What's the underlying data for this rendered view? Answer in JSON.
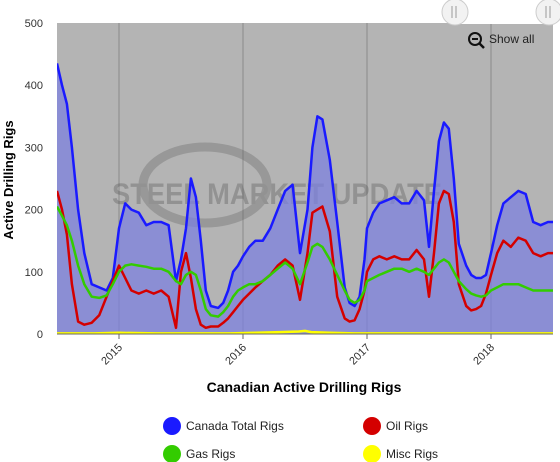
{
  "chart_data": {
    "type": "line",
    "title": "Canadian Active Drilling Rigs",
    "ylabel": "Active Drilling Rigs",
    "ylim": [
      0,
      500
    ],
    "yticks": [
      0,
      100,
      200,
      300,
      400,
      500
    ],
    "xlim": [
      2014.5,
      2018.5
    ],
    "xticks": [
      {
        "value": 2015,
        "label": "2015"
      },
      {
        "value": 2016,
        "label": "2016"
      },
      {
        "value": 2017,
        "label": "2017"
      },
      {
        "value": 2018,
        "label": "2018"
      }
    ],
    "grid": true,
    "legend_position": "bottom",
    "watermark": "STEEL MARKET UPDATE",
    "zoom_button_label": "Show all",
    "series": [
      {
        "name": "Canada Total Rigs",
        "color": "#1a1aff",
        "fill": true,
        "x": [
          2014.5,
          2014.54,
          2014.58,
          2014.62,
          2014.67,
          2014.72,
          2014.78,
          2014.84,
          2014.9,
          2014.95,
          2015.0,
          2015.05,
          2015.1,
          2015.16,
          2015.22,
          2015.28,
          2015.34,
          2015.4,
          2015.46,
          2015.5,
          2015.54,
          2015.58,
          2015.62,
          2015.66,
          2015.7,
          2015.74,
          2015.8,
          2015.84,
          2015.88,
          2015.92,
          2015.96,
          2016.0,
          2016.05,
          2016.1,
          2016.16,
          2016.22,
          2016.28,
          2016.34,
          2016.4,
          2016.46,
          2016.52,
          2016.56,
          2016.6,
          2016.64,
          2016.7,
          2016.76,
          2016.82,
          2016.86,
          2016.9,
          2016.94,
          2016.98,
          2017.0,
          2017.05,
          2017.1,
          2017.16,
          2017.22,
          2017.28,
          2017.34,
          2017.4,
          2017.46,
          2017.5,
          2017.54,
          2017.58,
          2017.62,
          2017.66,
          2017.7,
          2017.74,
          2017.8,
          2017.84,
          2017.88,
          2017.92,
          2017.96,
          2018.0,
          2018.05,
          2018.1,
          2018.16,
          2018.22,
          2018.28,
          2018.34,
          2018.4,
          2018.46,
          2018.5
        ],
        "values": [
          435,
          400,
          370,
          300,
          200,
          130,
          80,
          75,
          70,
          90,
          170,
          210,
          200,
          195,
          175,
          180,
          180,
          175,
          85,
          120,
          170,
          250,
          220,
          150,
          70,
          45,
          42,
          50,
          70,
          100,
          110,
          125,
          140,
          150,
          150,
          170,
          200,
          230,
          240,
          130,
          200,
          300,
          350,
          345,
          280,
          180,
          75,
          50,
          45,
          60,
          120,
          170,
          195,
          210,
          215,
          220,
          210,
          210,
          230,
          215,
          140,
          230,
          310,
          340,
          330,
          250,
          145,
          110,
          95,
          90,
          90,
          95,
          130,
          175,
          210,
          220,
          230,
          225,
          180,
          175,
          180,
          180
        ]
      },
      {
        "name": "Oil Rigs",
        "color": "#d40000",
        "fill": false,
        "x": [
          2014.5,
          2014.54,
          2014.58,
          2014.62,
          2014.67,
          2014.72,
          2014.78,
          2014.84,
          2014.9,
          2014.95,
          2015.0,
          2015.05,
          2015.1,
          2015.16,
          2015.22,
          2015.28,
          2015.34,
          2015.4,
          2015.46,
          2015.5,
          2015.54,
          2015.58,
          2015.62,
          2015.66,
          2015.7,
          2015.74,
          2015.8,
          2015.84,
          2015.88,
          2015.92,
          2015.96,
          2016.0,
          2016.05,
          2016.1,
          2016.16,
          2016.22,
          2016.28,
          2016.34,
          2016.4,
          2016.46,
          2016.52,
          2016.56,
          2016.6,
          2016.64,
          2016.7,
          2016.76,
          2016.82,
          2016.86,
          2016.9,
          2016.94,
          2016.98,
          2017.0,
          2017.05,
          2017.1,
          2017.16,
          2017.22,
          2017.28,
          2017.34,
          2017.4,
          2017.46,
          2017.5,
          2017.54,
          2017.58,
          2017.62,
          2017.66,
          2017.7,
          2017.74,
          2017.8,
          2017.84,
          2017.88,
          2017.92,
          2017.96,
          2018.0,
          2018.05,
          2018.1,
          2018.16,
          2018.22,
          2018.28,
          2018.34,
          2018.4,
          2018.46,
          2018.5
        ],
        "values": [
          230,
          200,
          160,
          80,
          20,
          15,
          18,
          30,
          60,
          85,
          110,
          90,
          70,
          65,
          70,
          65,
          70,
          60,
          10,
          100,
          130,
          90,
          40,
          15,
          10,
          12,
          12,
          18,
          25,
          35,
          45,
          55,
          65,
          75,
          85,
          95,
          110,
          120,
          110,
          55,
          130,
          195,
          200,
          205,
          165,
          60,
          25,
          20,
          22,
          40,
          70,
          100,
          120,
          125,
          120,
          125,
          120,
          120,
          135,
          120,
          60,
          130,
          210,
          230,
          225,
          180,
          80,
          45,
          38,
          40,
          45,
          65,
          95,
          130,
          150,
          140,
          155,
          150,
          130,
          125,
          130,
          130
        ]
      },
      {
        "name": "Gas Rigs",
        "color": "#33cc00",
        "fill": false,
        "x": [
          2014.5,
          2014.54,
          2014.58,
          2014.62,
          2014.67,
          2014.72,
          2014.78,
          2014.84,
          2014.9,
          2014.95,
          2015.0,
          2015.05,
          2015.1,
          2015.16,
          2015.22,
          2015.28,
          2015.34,
          2015.4,
          2015.46,
          2015.5,
          2015.54,
          2015.58,
          2015.62,
          2015.66,
          2015.7,
          2015.74,
          2015.8,
          2015.84,
          2015.88,
          2015.92,
          2015.96,
          2016.0,
          2016.05,
          2016.1,
          2016.16,
          2016.22,
          2016.28,
          2016.34,
          2016.4,
          2016.46,
          2016.52,
          2016.56,
          2016.6,
          2016.64,
          2016.7,
          2016.76,
          2016.82,
          2016.86,
          2016.9,
          2016.94,
          2016.98,
          2017.0,
          2017.05,
          2017.1,
          2017.16,
          2017.22,
          2017.28,
          2017.34,
          2017.4,
          2017.46,
          2017.5,
          2017.54,
          2017.58,
          2017.62,
          2017.66,
          2017.7,
          2017.74,
          2017.8,
          2017.84,
          2017.88,
          2017.92,
          2017.96,
          2018.0,
          2018.05,
          2018.1,
          2018.16,
          2018.22,
          2018.28,
          2018.34,
          2018.4,
          2018.46,
          2018.5
        ],
        "values": [
          205,
          190,
          175,
          150,
          110,
          80,
          60,
          58,
          62,
          80,
          100,
          110,
          112,
          110,
          108,
          105,
          105,
          100,
          85,
          80,
          95,
          100,
          95,
          70,
          40,
          30,
          28,
          35,
          45,
          60,
          70,
          75,
          80,
          80,
          85,
          95,
          105,
          115,
          105,
          80,
          115,
          140,
          145,
          140,
          120,
          95,
          70,
          55,
          50,
          55,
          70,
          85,
          90,
          95,
          100,
          105,
          105,
          100,
          105,
          100,
          95,
          105,
          115,
          120,
          115,
          100,
          85,
          72,
          65,
          62,
          60,
          62,
          70,
          75,
          80,
          80,
          80,
          75,
          70,
          70,
          70,
          70
        ]
      },
      {
        "name": "Misc Rigs",
        "color": "#ffff00",
        "fill": false,
        "x": [
          2014.5,
          2014.8,
          2015.0,
          2015.3,
          2015.6,
          2015.9,
          2016.1,
          2016.3,
          2016.45,
          2016.5,
          2016.55,
          2016.7,
          2016.9,
          2017.1,
          2017.3,
          2017.5,
          2017.7,
          2017.9,
          2018.1,
          2018.3,
          2018.5
        ],
        "values": [
          1,
          1,
          2,
          1,
          1,
          1,
          2,
          3,
          4,
          5,
          3,
          2,
          1,
          1,
          1,
          1,
          1,
          1,
          1,
          1,
          1
        ]
      }
    ]
  }
}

● ● ● ● ● ● ●

• [Set task] Extract from the material all lines containing the string "name".

• [Solution for this problem]
        "name": "Canada Total Rigs",
        "name": "Oil Rigs",
        "name": "Gas Rigs",
        "name": "Misc Rigs",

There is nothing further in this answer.